— Start of Information given —
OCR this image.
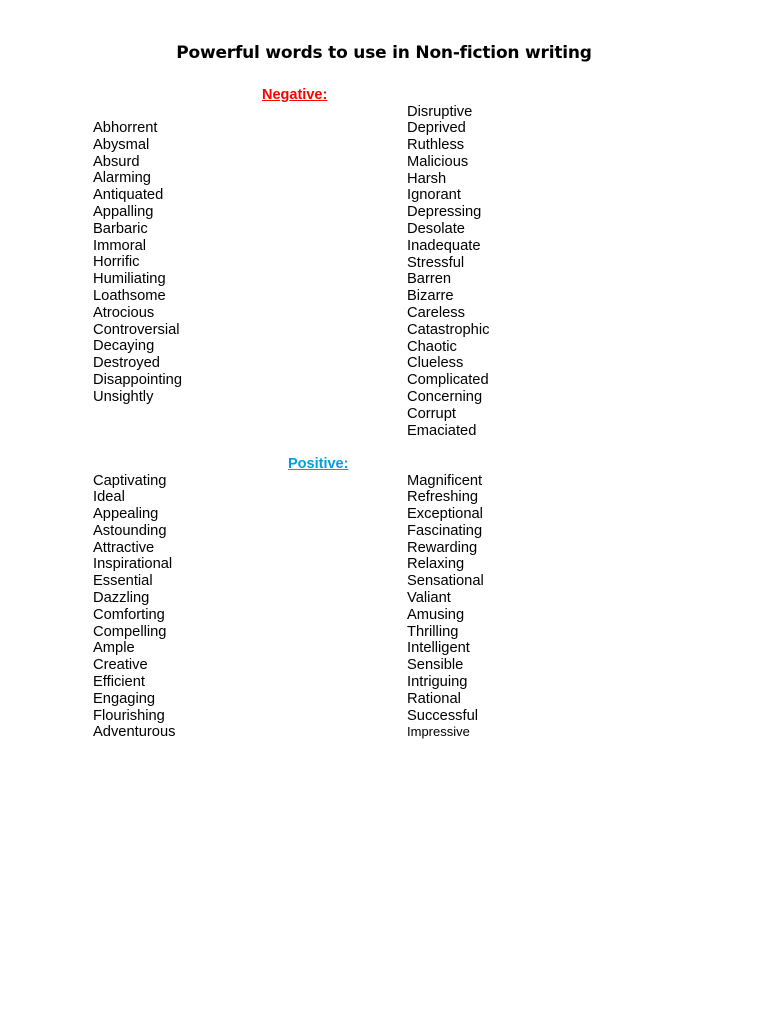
Powerful words to use in Non-fiction writing
Negative:
Abhorrent
Abysmal
Absurd
Alarming
Antiquated
Appalling
Barbaric
Immoral
Horrific
Humiliating
Loathsome
Atrocious
Controversial
Decaying
Destroyed
Disappointing
Unsightly
Disruptive
Deprived
Ruthless
Malicious
Harsh
Ignorant
Depressing
Desolate
Inadequate
Stressful
Barren
Bizarre
Careless
Catastrophic
Chaotic
Clueless
Complicated
Concerning
Corrupt
Emaciated
Positive:
Captivating
Ideal
Appealing
Astounding
Attractive
Inspirational
Essential
Dazzling
Comforting
Compelling
Ample
Creative
Efficient
Engaging
Flourishing
Adventurous
Magnificent
Refreshing
Exceptional
Fascinating
Rewarding
Relaxing
Sensational
Valiant
Amusing
Thrilling
Intelligent
Sensible
Intriguing
Rational
Successful
Impressive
— End of Information given —
Instructions to follow: Above are records with pictures; repeat the records exactly and leave the pictures out.

Output for this exercise:
OCR this image.
Powerful words to use in Non-fiction writing
Negative:
Abhorrent
Abysmal
Absurd
Alarming
Antiquated
Appalling
Barbaric
Immoral
Horrific
Humiliating
Loathsome
Atrocious
Controversial
Decaying
Destroyed
Disappointing
Unsightly
Disruptive
Deprived
Ruthless
Malicious
Harsh
Ignorant
Depressing
Desolate
Inadequate
Stressful
Barren
Bizarre
Careless
Catastrophic
Chaotic
Clueless
Complicated
Concerning
Corrupt
Emaciated
Positive:
Captivating
Ideal
Appealing
Astounding
Attractive
Inspirational
Essential
Dazzling
Comforting
Compelling
Ample
Creative
Efficient
Engaging
Flourishing
Adventurous
Magnificent
Refreshing
Exceptional
Fascinating
Rewarding
Relaxing
Sensational
Valiant
Amusing
Thrilling
Intelligent
Sensible
Intriguing
Rational
Successful
Impressive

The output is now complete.